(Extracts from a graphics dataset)

###

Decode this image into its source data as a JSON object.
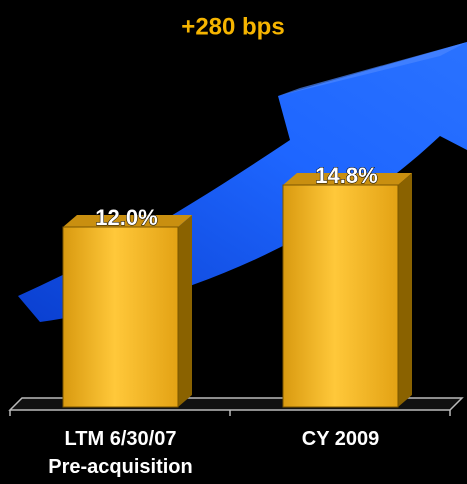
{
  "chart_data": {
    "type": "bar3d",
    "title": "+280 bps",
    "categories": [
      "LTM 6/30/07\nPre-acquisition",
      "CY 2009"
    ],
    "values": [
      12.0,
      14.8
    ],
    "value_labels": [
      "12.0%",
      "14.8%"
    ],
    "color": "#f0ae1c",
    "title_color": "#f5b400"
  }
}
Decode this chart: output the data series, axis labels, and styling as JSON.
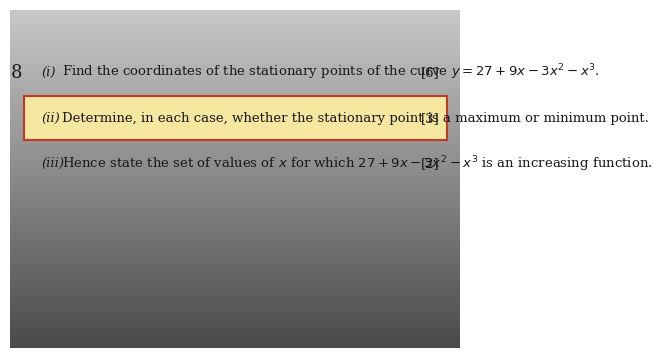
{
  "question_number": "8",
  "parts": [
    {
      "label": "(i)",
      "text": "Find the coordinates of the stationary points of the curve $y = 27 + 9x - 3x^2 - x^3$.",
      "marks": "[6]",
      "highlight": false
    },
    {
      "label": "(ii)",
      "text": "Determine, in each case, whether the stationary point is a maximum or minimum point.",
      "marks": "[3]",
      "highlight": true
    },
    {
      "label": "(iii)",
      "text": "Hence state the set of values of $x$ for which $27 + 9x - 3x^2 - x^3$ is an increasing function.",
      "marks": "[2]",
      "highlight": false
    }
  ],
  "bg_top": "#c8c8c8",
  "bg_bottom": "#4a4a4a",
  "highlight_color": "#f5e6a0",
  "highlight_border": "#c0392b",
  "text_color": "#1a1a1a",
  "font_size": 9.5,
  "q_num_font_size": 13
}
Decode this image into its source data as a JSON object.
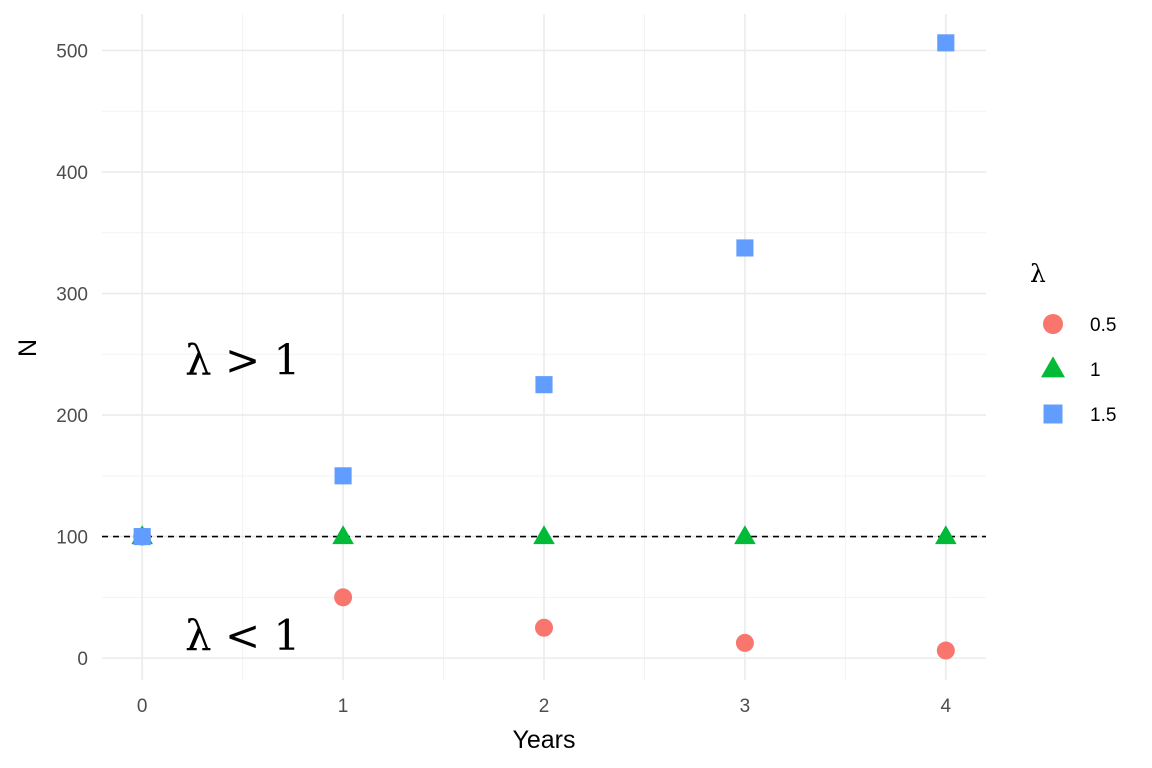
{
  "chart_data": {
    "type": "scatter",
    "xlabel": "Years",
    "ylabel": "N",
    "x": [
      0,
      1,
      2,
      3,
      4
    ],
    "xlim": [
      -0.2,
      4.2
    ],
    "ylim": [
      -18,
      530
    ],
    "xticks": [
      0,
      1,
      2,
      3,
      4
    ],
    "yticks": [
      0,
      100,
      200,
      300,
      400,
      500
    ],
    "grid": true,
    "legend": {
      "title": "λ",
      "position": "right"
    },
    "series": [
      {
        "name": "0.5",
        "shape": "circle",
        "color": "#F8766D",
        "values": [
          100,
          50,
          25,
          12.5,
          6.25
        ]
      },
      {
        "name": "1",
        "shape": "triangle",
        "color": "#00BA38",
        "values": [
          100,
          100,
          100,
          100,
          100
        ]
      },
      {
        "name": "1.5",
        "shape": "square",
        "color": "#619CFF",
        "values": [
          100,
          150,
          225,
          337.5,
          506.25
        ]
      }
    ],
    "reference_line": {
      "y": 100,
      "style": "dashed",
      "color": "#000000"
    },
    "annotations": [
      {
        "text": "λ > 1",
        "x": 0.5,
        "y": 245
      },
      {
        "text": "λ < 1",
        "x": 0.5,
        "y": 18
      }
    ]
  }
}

###

**WHAT TO DO:** Retype the entries word for word. Omit any images.

**THE SOLUTION:**
Decode this image into its source data as a JSON object.
{
  "chart_data": {
    "type": "bar3d",
    "title": "+280 bps",
    "categories": [
      "LTM 6/30/07\nPre-acquisition",
      "CY 2009"
    ],
    "values": [
      12.0,
      14.8
    ],
    "value_labels": [
      "12.0%",
      "14.8%"
    ],
    "color": "#f0ae1c",
    "title_color": "#f5b400"
  }
}
Decode this chart: output the data series, axis labels, and styling as JSON.
{
  "question_number": "8",
  "parts": [
    {
      "label": "(i)",
      "text": "Find the coordinates of the stationary points of the curve $y = 27 + 9x - 3x^2 - x^3$.",
      "marks": "[6]",
      "highlight": false
    },
    {
      "label": "(ii)",
      "text": "Determine, in each case, whether the stationary point is a maximum or minimum point.",
      "marks": "[3]",
      "highlight": true
    },
    {
      "label": "(iii)",
      "text": "Hence state the set of values of $x$ for which $27 + 9x - 3x^2 - x^3$ is an increasing function.",
      "marks": "[2]",
      "highlight": false
    }
  ],
  "bg_top": "#c8c8c8",
  "bg_bottom": "#4a4a4a",
  "highlight_color": "#f5e6a0",
  "highlight_border": "#c0392b",
  "text_color": "#1a1a1a",
  "font_size": 9.5,
  "q_num_font_size": 13
}
Decode this image into its source data as a JSON object.
{
  "chart_data": {
    "type": "scatter",
    "xlabel": "Years",
    "ylabel": "N",
    "x": [
      0,
      1,
      2,
      3,
      4
    ],
    "xlim": [
      -0.2,
      4.2
    ],
    "ylim": [
      -18,
      530
    ],
    "xticks": [
      0,
      1,
      2,
      3,
      4
    ],
    "yticks": [
      0,
      100,
      200,
      300,
      400,
      500
    ],
    "grid": true,
    "legend": {
      "title": "λ",
      "position": "right"
    },
    "series": [
      {
        "name": "0.5",
        "shape": "circle",
        "color": "#F8766D",
        "values": [
          100,
          50,
          25,
          12.5,
          6.25
        ]
      },
      {
        "name": "1",
        "shape": "triangle",
        "color": "#00BA38",
        "values": [
          100,
          100,
          100,
          100,
          100
        ]
      },
      {
        "name": "1.5",
        "shape": "square",
        "color": "#619CFF",
        "values": [
          100,
          150,
          225,
          337.5,
          506.25
        ]
      }
    ],
    "reference_line": {
      "y": 100,
      "style": "dashed",
      "color": "#000000"
    },
    "annotations": [
      {
        "text": "λ > 1",
        "x": 0.5,
        "y": 245
      },
      {
        "text": "λ < 1",
        "x": 0.5,
        "y": 18
      }
    ]
  }
}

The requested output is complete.